▸ Task details:
Copy, from the entries below, each line where the word "name" can be found.

** Supplied material follows **

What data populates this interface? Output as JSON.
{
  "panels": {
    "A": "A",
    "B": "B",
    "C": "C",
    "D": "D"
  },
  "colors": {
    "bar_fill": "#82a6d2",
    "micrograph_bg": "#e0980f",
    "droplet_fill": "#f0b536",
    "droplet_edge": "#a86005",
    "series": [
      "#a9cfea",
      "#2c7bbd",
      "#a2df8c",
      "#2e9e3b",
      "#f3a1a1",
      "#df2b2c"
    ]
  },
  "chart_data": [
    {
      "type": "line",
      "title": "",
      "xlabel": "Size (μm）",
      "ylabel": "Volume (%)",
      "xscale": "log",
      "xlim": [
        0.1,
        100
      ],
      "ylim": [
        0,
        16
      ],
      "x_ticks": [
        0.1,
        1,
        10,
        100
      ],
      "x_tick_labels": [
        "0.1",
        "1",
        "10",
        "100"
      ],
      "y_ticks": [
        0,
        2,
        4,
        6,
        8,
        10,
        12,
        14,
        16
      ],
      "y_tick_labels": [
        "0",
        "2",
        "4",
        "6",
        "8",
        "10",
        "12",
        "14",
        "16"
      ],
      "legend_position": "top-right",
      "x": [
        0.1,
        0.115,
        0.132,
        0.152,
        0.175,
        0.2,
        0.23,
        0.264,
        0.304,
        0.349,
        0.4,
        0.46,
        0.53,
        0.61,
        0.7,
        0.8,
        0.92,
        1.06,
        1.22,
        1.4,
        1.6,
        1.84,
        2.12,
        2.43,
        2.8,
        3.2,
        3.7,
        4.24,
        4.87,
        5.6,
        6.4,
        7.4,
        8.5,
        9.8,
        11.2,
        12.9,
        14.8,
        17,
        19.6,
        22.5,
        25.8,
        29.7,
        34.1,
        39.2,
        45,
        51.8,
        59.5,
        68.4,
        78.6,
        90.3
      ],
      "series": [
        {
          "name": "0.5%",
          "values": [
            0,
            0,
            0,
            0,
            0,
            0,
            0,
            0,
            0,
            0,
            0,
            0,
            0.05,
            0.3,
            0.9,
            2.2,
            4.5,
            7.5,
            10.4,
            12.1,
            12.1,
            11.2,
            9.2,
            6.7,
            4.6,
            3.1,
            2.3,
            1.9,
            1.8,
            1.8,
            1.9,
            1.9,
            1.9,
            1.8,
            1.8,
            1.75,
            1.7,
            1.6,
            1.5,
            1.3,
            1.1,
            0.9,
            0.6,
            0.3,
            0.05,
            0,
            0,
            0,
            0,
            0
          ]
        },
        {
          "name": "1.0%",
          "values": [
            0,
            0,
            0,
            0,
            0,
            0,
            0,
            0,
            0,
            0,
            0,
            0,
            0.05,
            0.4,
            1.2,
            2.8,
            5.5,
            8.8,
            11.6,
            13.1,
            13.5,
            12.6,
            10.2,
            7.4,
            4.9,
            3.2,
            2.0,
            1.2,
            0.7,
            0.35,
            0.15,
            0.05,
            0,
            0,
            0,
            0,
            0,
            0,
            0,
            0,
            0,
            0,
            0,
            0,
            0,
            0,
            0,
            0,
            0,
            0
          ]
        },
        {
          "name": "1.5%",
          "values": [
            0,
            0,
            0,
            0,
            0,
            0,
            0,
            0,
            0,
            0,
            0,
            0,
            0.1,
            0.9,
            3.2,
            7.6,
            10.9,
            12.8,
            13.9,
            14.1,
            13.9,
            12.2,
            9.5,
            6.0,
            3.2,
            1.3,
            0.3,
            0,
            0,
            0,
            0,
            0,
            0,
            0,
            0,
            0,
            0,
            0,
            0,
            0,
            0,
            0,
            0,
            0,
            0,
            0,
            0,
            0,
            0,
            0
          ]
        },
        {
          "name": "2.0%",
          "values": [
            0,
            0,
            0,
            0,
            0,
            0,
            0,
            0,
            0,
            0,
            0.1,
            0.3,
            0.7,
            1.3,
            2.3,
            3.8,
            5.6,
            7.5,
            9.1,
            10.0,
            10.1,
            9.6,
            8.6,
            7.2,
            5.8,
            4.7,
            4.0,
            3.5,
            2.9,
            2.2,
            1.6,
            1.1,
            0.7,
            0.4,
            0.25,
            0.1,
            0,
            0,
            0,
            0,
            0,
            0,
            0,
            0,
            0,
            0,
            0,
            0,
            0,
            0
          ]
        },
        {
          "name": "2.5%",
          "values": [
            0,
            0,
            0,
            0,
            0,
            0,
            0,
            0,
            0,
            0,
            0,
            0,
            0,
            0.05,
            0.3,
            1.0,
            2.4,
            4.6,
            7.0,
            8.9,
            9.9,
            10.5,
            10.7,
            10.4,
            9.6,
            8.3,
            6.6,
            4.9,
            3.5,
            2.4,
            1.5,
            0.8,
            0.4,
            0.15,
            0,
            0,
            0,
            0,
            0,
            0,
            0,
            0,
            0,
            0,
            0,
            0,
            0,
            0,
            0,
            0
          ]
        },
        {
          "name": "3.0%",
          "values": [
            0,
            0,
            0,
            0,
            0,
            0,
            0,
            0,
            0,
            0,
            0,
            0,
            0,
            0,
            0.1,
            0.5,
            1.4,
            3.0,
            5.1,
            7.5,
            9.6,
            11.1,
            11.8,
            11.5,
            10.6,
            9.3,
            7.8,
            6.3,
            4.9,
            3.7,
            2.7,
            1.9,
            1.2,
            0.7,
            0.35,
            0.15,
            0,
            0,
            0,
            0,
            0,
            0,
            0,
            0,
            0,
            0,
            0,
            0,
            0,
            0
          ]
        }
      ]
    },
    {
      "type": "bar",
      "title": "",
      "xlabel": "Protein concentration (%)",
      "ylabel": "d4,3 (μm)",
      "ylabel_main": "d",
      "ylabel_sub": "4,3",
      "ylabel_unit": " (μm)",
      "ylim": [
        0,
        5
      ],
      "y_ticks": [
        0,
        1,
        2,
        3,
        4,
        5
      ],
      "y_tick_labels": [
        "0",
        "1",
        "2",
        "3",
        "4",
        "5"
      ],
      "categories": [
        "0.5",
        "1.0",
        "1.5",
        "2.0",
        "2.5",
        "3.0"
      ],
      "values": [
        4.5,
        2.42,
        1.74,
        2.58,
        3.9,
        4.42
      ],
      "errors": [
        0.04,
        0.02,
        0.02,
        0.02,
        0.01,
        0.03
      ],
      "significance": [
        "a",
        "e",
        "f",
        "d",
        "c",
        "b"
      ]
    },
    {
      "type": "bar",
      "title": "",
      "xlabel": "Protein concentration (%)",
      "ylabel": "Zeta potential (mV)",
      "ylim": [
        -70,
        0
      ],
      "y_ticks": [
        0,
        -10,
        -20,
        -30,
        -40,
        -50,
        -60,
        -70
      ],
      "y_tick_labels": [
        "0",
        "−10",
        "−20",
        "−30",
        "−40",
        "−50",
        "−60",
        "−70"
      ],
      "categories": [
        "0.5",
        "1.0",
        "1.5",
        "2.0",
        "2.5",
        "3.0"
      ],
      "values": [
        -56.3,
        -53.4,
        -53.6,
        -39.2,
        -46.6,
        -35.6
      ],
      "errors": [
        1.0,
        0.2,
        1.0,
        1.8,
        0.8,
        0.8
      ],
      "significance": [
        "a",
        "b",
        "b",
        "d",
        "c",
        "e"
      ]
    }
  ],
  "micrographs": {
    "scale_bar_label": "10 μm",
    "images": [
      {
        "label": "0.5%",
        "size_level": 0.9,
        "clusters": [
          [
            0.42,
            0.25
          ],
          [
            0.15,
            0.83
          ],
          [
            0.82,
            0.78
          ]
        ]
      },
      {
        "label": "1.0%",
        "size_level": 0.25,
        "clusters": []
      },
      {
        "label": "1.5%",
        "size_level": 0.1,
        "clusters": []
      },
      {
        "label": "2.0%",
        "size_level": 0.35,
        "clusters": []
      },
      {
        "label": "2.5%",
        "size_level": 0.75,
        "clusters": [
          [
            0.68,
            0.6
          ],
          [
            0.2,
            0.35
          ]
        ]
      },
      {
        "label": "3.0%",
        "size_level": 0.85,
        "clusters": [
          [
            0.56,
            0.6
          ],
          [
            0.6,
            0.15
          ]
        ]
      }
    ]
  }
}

** End of Supplied material **

▸ Answer below:
          "name": "0.5%",
          "name": "1.0%",
          "name": "1.5%",
          "name": "2.0%",
          "name": "2.5%",
          "name": "3.0%",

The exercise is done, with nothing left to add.